>> Start Records shown

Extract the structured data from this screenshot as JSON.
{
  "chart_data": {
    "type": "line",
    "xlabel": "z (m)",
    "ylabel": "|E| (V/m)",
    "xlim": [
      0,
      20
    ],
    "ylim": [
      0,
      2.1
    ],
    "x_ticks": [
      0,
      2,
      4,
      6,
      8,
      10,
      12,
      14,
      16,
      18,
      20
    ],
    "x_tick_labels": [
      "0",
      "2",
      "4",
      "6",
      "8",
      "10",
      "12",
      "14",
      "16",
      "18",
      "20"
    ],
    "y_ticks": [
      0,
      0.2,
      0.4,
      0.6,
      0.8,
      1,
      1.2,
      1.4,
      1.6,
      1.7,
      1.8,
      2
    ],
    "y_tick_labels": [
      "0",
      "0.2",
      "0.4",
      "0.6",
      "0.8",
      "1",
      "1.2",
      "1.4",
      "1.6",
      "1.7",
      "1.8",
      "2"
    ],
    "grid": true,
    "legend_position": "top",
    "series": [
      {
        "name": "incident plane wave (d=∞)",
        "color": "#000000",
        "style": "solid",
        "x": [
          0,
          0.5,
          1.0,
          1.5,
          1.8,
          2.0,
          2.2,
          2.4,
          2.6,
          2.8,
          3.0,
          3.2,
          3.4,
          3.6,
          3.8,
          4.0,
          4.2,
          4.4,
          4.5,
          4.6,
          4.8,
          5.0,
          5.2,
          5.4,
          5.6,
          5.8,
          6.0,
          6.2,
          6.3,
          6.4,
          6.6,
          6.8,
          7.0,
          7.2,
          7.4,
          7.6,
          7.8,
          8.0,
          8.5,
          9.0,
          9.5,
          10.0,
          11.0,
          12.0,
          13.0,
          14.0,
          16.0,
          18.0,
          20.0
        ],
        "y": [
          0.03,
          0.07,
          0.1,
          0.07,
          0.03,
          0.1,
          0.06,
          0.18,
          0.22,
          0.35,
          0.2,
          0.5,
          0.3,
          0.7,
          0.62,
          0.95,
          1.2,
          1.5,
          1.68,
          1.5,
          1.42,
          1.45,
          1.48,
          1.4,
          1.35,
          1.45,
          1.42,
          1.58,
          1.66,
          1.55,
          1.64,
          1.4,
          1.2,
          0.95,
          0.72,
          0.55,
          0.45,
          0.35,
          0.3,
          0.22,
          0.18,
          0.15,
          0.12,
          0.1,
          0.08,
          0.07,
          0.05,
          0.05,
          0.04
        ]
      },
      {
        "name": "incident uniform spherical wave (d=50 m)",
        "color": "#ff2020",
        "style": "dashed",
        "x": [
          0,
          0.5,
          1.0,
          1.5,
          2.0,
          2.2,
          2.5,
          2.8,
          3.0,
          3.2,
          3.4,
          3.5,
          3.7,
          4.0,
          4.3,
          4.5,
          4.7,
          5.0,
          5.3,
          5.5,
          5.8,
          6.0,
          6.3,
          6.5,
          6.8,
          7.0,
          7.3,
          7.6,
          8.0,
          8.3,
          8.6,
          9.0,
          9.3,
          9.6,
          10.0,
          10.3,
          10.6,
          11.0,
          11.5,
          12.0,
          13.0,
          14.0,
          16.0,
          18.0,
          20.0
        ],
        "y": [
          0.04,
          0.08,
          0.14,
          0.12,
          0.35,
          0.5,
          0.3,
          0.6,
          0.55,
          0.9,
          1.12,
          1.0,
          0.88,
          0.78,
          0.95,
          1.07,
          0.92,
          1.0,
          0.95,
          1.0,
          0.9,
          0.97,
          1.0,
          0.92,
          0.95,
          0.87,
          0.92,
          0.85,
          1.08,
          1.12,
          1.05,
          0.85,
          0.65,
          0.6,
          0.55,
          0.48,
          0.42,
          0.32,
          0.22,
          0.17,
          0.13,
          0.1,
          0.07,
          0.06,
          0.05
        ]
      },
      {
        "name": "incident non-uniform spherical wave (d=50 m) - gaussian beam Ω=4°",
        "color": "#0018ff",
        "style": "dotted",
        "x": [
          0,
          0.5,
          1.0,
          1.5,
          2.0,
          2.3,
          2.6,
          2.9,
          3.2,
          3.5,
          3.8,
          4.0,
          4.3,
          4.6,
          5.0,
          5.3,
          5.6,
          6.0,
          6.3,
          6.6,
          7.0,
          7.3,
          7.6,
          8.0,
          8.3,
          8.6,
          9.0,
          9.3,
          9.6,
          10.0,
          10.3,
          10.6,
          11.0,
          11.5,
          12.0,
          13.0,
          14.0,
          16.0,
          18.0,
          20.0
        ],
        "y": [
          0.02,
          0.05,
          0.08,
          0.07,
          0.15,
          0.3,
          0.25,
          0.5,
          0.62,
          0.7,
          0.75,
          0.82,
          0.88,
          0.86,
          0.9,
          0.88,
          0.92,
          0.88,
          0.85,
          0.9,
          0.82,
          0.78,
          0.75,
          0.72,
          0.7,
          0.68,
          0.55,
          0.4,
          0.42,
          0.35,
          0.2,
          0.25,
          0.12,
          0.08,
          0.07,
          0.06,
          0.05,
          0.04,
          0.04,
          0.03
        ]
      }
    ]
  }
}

>> End Records shown

- _Set task_
Each line above must be printed exactly as it appears.

- _Task result_
Extract the structured data from this screenshot as JSON.
{
  "chart_data": {
    "type": "line",
    "xlabel": "z (m)",
    "ylabel": "|E| (V/m)",
    "xlim": [
      0,
      20
    ],
    "ylim": [
      0,
      2.1
    ],
    "x_ticks": [
      0,
      2,
      4,
      6,
      8,
      10,
      12,
      14,
      16,
      18,
      20
    ],
    "x_tick_labels": [
      "0",
      "2",
      "4",
      "6",
      "8",
      "10",
      "12",
      "14",
      "16",
      "18",
      "20"
    ],
    "y_ticks": [
      0,
      0.2,
      0.4,
      0.6,
      0.8,
      1,
      1.2,
      1.4,
      1.6,
      1.7,
      1.8,
      2
    ],
    "y_tick_labels": [
      "0",
      "0.2",
      "0.4",
      "0.6",
      "0.8",
      "1",
      "1.2",
      "1.4",
      "1.6",
      "1.7",
      "1.8",
      "2"
    ],
    "grid": true,
    "legend_position": "top",
    "series": [
      {
        "name": "incident plane wave (d=∞)",
        "color": "#000000",
        "style": "solid",
        "x": [
          0,
          0.5,
          1.0,
          1.5,
          1.8,
          2.0,
          2.2,
          2.4,
          2.6,
          2.8,
          3.0,
          3.2,
          3.4,
          3.6,
          3.8,
          4.0,
          4.2,
          4.4,
          4.5,
          4.6,
          4.8,
          5.0,
          5.2,
          5.4,
          5.6,
          5.8,
          6.0,
          6.2,
          6.3,
          6.4,
          6.6,
          6.8,
          7.0,
          7.2,
          7.4,
          7.6,
          7.8,
          8.0,
          8.5,
          9.0,
          9.5,
          10.0,
          11.0,
          12.0,
          13.0,
          14.0,
          16.0,
          18.0,
          20.0
        ],
        "y": [
          0.03,
          0.07,
          0.1,
          0.07,
          0.03,
          0.1,
          0.06,
          0.18,
          0.22,
          0.35,
          0.2,
          0.5,
          0.3,
          0.7,
          0.62,
          0.95,
          1.2,
          1.5,
          1.68,
          1.5,
          1.42,
          1.45,
          1.48,
          1.4,
          1.35,
          1.45,
          1.42,
          1.58,
          1.66,
          1.55,
          1.64,
          1.4,
          1.2,
          0.95,
          0.72,
          0.55,
          0.45,
          0.35,
          0.3,
          0.22,
          0.18,
          0.15,
          0.12,
          0.1,
          0.08,
          0.07,
          0.05,
          0.05,
          0.04
        ]
      },
      {
        "name": "incident uniform spherical wave (d=50 m)",
        "color": "#ff2020",
        "style": "dashed",
        "x": [
          0,
          0.5,
          1.0,
          1.5,
          2.0,
          2.2,
          2.5,
          2.8,
          3.0,
          3.2,
          3.4,
          3.5,
          3.7,
          4.0,
          4.3,
          4.5,
          4.7,
          5.0,
          5.3,
          5.5,
          5.8,
          6.0,
          6.3,
          6.5,
          6.8,
          7.0,
          7.3,
          7.6,
          8.0,
          8.3,
          8.6,
          9.0,
          9.3,
          9.6,
          10.0,
          10.3,
          10.6,
          11.0,
          11.5,
          12.0,
          13.0,
          14.0,
          16.0,
          18.0,
          20.0
        ],
        "y": [
          0.04,
          0.08,
          0.14,
          0.12,
          0.35,
          0.5,
          0.3,
          0.6,
          0.55,
          0.9,
          1.12,
          1.0,
          0.88,
          0.78,
          0.95,
          1.07,
          0.92,
          1.0,
          0.95,
          1.0,
          0.9,
          0.97,
          1.0,
          0.92,
          0.95,
          0.87,
          0.92,
          0.85,
          1.08,
          1.12,
          1.05,
          0.85,
          0.65,
          0.6,
          0.55,
          0.48,
          0.42,
          0.32,
          0.22,
          0.17,
          0.13,
          0.1,
          0.07,
          0.06,
          0.05
        ]
      },
      {
        "name": "incident non-uniform spherical wave (d=50 m) - gaussian beam Ω=4°",
        "color": "#0018ff",
        "style": "dotted",
        "x": [
          0,
          0.5,
          1.0,
          1.5,
          2.0,
          2.3,
          2.6,
          2.9,
          3.2,
          3.5,
          3.8,
          4.0,
          4.3,
          4.6,
          5.0,
          5.3,
          5.6,
          6.0,
          6.3,
          6.6,
          7.0,
          7.3,
          7.6,
          8.0,
          8.3,
          8.6,
          9.0,
          9.3,
          9.6,
          10.0,
          10.3,
          10.6,
          11.0,
          11.5,
          12.0,
          13.0,
          14.0,
          16.0,
          18.0,
          20.0
        ],
        "y": [
          0.02,
          0.05,
          0.08,
          0.07,
          0.15,
          0.3,
          0.25,
          0.5,
          0.62,
          0.7,
          0.75,
          0.82,
          0.88,
          0.86,
          0.9,
          0.88,
          0.92,
          0.88,
          0.85,
          0.9,
          0.82,
          0.78,
          0.75,
          0.72,
          0.7,
          0.68,
          0.55,
          0.4,
          0.42,
          0.35,
          0.2,
          0.25,
          0.12,
          0.08,
          0.07,
          0.06,
          0.05,
          0.04,
          0.04,
          0.03
        ]
      }
    ]
  }
}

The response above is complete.